(Stored data entries)
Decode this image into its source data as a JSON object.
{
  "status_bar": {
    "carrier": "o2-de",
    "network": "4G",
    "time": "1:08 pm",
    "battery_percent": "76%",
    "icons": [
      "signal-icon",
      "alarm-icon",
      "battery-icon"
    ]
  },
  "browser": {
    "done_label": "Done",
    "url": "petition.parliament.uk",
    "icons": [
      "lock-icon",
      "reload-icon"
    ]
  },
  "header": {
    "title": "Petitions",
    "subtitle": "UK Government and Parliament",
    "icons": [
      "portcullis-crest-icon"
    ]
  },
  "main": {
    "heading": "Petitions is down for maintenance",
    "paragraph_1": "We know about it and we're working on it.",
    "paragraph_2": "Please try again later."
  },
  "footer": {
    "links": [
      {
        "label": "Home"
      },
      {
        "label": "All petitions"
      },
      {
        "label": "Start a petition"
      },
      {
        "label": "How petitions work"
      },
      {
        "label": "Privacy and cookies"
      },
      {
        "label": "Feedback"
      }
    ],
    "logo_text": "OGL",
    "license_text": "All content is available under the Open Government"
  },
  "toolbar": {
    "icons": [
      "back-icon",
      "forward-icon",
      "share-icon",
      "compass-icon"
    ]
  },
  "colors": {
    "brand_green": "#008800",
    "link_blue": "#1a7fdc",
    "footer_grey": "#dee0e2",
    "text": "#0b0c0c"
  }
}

---

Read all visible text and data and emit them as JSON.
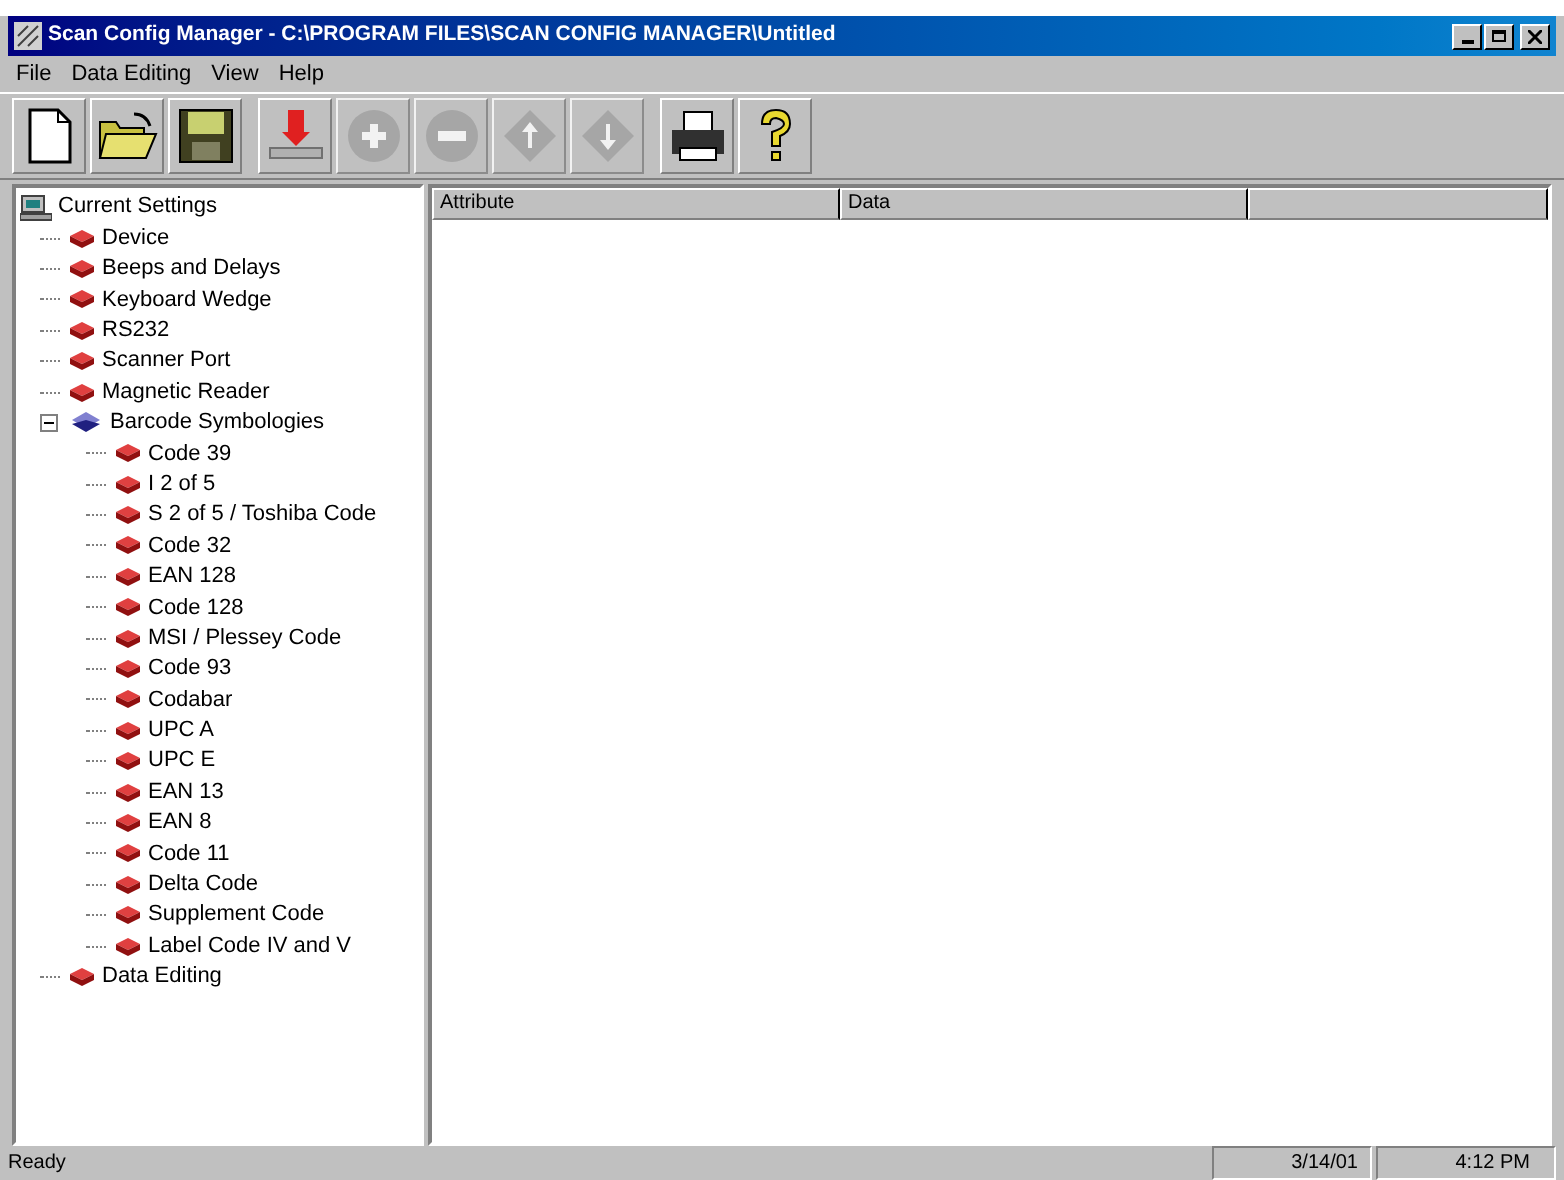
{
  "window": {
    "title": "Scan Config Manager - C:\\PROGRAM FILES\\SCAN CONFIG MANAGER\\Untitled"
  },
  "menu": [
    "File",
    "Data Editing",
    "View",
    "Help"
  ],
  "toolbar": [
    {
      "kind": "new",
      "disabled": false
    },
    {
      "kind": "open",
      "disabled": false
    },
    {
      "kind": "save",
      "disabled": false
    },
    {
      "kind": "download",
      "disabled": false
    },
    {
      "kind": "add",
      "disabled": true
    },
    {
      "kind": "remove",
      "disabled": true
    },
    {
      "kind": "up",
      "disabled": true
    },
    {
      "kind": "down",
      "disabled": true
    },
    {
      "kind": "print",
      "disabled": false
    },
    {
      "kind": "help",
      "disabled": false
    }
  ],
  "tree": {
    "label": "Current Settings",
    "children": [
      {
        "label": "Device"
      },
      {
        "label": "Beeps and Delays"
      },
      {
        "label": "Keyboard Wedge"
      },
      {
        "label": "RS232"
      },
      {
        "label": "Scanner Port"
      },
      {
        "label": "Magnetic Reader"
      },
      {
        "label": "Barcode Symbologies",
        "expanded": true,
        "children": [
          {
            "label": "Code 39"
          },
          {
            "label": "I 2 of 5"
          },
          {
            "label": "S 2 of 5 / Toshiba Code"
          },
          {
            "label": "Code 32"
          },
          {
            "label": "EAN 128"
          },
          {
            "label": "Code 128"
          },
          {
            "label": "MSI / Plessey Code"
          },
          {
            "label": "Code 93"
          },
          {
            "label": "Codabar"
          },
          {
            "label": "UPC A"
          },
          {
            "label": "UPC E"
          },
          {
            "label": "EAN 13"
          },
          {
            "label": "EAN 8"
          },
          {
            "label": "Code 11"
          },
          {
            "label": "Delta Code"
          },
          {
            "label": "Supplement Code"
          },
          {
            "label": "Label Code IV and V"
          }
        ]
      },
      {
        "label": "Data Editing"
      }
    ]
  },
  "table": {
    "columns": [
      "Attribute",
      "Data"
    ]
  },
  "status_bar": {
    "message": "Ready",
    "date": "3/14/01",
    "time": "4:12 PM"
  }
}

Written exercise:
Tell how many lines above contain the word "kind". Give the number alone.

Answer in full:
10